READING PASSAGE:
╭──

CRTH2 antagonism significantly ameliorates airway hyperreactivity and downregulates inflammation-induced genes in a mouse model of airway inflammation
Lukacs, N.W.; Berlin, A.A.; Franz-Bacon, K.; Sásik, R.; Sprague, L.J.; Ly, T.W.; Hardiman, G.; Boehme, S.A.; Bacon, K.B.
American Journal of Physiology. Lung Cellular and Molecular Physiology 295(5): L767-L779
ISSN/ISBN: 1040-0605 PMID: 18757520 DOI: 10.1152/ajplung.90351.2008
Prostaglandin D(2), the ligand for the G protein-coupled receptors DP1 and CRTH2, has been implicated in the pathogenesis of the allergic response in diseases such as asthma, rhinitis, and atopic dermatitis. This prostanoid also fulfills a number of physiological, anti-inflammatory roles through its receptor DP1. We investigated the role of PGD(2) and CRTH2 in allergic pulmonary inflammation by using a highly potent and specific antagonist of CRTH2. Administration of this antagonist ameliorated inflammation caused by either acute or subchronic sensitization using the cockroach egg antigen. Gene expression and ELISA analysis revealed that there was reduced proinflammatory cytokine mRNA or protein produced, as well as a wide array of genes associated with the Th2-type proinflammatory response. Importantly, the CRTH2 antagonist reduced antigen-specific IgE, IgG1, and IgG2a antibody levels as well as decreased mucus deposition and leukocyte infiltration in the large airways. Collectively, these findings suggest that the PGD(2)-CRTH2 activation axis has a pivotal role in mediating the inflammation and the underlying immune response in a T cell-driven model of allergic airway inflammation.

╰──

GIVEN RECORDS:
╭──

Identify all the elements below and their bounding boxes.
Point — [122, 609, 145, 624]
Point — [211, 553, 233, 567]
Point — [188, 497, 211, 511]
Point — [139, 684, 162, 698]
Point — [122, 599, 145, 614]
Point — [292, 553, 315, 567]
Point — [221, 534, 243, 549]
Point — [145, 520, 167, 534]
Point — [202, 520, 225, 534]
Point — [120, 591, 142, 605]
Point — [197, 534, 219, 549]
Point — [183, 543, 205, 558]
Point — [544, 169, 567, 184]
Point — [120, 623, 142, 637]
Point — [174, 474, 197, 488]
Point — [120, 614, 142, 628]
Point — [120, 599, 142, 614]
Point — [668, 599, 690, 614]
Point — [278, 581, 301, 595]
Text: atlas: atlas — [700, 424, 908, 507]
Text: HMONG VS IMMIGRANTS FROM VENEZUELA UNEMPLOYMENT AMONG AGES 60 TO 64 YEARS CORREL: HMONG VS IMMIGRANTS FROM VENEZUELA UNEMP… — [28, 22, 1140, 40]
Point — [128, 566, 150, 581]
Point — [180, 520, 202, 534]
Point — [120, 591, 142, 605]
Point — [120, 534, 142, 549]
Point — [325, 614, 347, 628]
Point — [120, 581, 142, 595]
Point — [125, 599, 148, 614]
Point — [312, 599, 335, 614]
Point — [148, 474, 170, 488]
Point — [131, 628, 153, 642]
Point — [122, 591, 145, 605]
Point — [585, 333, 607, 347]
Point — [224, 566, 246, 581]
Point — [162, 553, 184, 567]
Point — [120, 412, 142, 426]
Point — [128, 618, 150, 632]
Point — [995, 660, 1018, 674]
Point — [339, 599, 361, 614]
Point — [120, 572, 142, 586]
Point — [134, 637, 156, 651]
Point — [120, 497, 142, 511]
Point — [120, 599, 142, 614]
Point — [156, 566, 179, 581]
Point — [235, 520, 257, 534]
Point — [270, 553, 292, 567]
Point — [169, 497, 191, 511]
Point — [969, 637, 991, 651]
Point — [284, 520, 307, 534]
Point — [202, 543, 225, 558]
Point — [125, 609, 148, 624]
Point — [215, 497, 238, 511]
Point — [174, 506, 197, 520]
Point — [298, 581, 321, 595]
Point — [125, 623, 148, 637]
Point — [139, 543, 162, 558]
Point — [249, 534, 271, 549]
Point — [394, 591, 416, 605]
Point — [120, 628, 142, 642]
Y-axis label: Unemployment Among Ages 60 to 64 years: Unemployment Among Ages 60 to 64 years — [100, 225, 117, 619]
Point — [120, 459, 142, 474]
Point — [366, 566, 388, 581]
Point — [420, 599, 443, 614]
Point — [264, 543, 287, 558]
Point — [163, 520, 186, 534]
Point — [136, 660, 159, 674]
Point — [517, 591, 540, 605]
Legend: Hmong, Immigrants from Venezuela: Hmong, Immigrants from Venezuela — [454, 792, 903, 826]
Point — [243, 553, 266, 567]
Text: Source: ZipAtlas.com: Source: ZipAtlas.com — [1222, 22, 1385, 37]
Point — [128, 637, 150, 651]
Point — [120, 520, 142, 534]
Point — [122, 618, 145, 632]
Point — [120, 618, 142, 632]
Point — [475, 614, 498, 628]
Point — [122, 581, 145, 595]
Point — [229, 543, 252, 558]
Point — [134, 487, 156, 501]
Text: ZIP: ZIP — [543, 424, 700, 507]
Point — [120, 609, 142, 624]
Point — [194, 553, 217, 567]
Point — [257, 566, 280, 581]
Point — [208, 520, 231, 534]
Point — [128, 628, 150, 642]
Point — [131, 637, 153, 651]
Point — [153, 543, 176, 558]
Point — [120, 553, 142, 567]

╰──

EXERCISE INSTRUCTIONS:
1. Return the stretch of the CRTH2 abstract from "CRTH2 antagonism significantly" through "S.A.; Bacon, K.B.".
2. According to the CRTH2 abstract, which antigen was used for sensitization?
3. Name every antigen-specific antibody whose levels the CRTH2 abstract says the antagonist reduced.
Work only from the CRTH2 abstract and disregard the data.

OUTPUTS BY TASK:
1.
CRTH2 antagonism significantly ameliorates airway hyperreactivity and downregulates inflammation-induced genes in a mouse model of airway inflammation
Lukacs, N.W.; Berlin, A.A.; Franz-Bacon, K.; Sásik, R.; Sprague, L.J.; Ly, T.W.; Hardiman, G.; Boehme, S.A.; Bacon, K.B.

2. The cockroach egg antigen.

3. IgE, IgG1, IgG2a